◆ **DATA TO USE**:
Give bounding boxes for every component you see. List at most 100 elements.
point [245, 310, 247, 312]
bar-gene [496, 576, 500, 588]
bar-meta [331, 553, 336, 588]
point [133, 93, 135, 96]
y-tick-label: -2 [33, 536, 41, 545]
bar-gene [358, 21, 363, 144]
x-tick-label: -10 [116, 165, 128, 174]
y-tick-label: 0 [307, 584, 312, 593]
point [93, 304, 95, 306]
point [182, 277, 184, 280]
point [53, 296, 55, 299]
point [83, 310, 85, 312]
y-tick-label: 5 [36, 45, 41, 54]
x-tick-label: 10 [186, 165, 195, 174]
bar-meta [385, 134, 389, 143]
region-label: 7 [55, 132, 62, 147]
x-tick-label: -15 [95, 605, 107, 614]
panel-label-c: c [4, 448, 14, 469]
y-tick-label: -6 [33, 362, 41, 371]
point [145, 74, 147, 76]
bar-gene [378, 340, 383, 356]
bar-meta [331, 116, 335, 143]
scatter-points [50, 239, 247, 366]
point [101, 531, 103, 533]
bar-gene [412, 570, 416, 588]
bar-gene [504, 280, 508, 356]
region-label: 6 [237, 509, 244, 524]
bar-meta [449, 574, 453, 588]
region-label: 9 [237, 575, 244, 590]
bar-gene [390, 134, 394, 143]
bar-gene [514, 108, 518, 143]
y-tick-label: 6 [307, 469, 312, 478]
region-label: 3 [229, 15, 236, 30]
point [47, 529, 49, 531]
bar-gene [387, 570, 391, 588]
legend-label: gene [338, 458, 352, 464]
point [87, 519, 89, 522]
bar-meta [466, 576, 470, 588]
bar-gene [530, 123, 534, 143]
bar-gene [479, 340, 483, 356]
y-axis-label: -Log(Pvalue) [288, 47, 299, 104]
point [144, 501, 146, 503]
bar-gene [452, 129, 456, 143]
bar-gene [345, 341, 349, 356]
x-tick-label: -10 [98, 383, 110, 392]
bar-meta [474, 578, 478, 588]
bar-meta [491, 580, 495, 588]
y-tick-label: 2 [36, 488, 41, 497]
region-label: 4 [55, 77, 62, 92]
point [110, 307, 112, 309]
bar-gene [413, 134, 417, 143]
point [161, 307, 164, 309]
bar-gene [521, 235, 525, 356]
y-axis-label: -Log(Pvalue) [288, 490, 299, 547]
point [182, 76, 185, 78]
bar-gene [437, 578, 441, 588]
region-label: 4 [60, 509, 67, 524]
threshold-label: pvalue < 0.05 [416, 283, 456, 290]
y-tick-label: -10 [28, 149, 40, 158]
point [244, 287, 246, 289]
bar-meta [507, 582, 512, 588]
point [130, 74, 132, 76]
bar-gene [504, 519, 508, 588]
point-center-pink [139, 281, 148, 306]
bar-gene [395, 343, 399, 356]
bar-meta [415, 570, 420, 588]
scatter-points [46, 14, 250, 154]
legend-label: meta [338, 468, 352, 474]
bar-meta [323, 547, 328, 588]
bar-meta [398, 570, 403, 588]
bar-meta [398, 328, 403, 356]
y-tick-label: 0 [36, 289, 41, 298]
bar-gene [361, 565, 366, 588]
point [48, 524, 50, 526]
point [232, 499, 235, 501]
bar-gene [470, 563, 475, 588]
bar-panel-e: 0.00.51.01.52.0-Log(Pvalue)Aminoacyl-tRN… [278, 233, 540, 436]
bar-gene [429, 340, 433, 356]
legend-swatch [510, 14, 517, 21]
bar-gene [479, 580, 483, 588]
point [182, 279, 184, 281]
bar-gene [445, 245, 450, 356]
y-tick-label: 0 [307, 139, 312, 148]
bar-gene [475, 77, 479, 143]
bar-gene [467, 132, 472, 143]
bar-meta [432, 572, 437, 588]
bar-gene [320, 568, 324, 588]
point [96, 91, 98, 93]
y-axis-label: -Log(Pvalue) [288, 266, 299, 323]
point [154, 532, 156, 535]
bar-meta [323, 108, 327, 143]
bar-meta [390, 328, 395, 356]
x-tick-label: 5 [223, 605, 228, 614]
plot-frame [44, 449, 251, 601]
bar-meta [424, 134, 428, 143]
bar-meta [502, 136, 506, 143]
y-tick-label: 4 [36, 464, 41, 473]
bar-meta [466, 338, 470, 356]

◆ **THE TASK**: A count is all that should be returned: the number of lines in these records containing the string "panel".

◆ **OUTPUT OF THE TASK**: 2